▸ Collected data entries:
/---

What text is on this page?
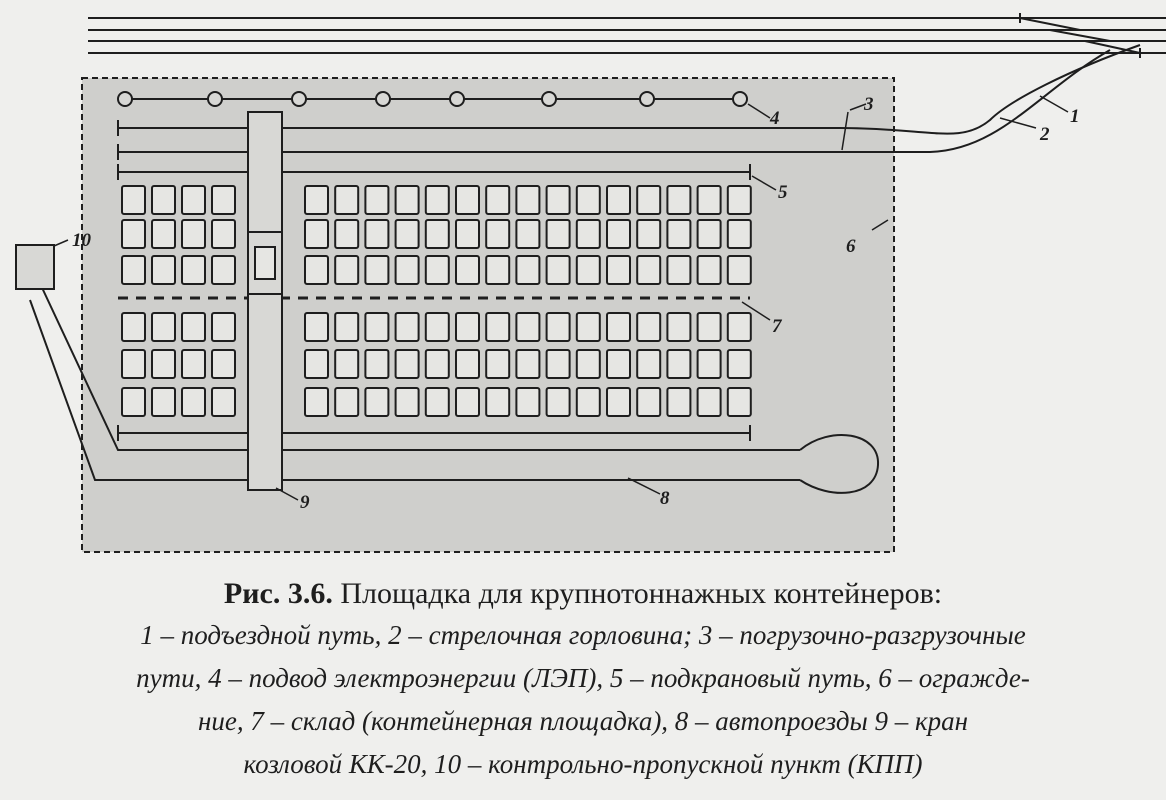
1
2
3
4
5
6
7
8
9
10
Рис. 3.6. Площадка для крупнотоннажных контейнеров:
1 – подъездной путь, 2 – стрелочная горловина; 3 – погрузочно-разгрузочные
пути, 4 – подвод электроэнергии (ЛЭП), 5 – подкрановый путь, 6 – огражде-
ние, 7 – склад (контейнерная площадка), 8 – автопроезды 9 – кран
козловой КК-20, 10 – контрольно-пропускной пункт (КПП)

\---

Restate the entire listing word for word, excluding pictures.

What text is on this page?
1
2
3
4
5
6
7
8
9
10
Рис. 3.6. Площадка для крупнотоннажных контейнеров:
1 – подъездной путь, 2 – стрелочная горловина; 3 – погрузочно-разгрузочные
пути, 4 – подвод электроэнергии (ЛЭП), 5 – подкрановый путь, 6 – огражде-
ние, 7 – склад (контейнерная площадка), 8 – автопроезды 9 – кран
козловой КК-20, 10 – контрольно-пропускной пункт (КПП)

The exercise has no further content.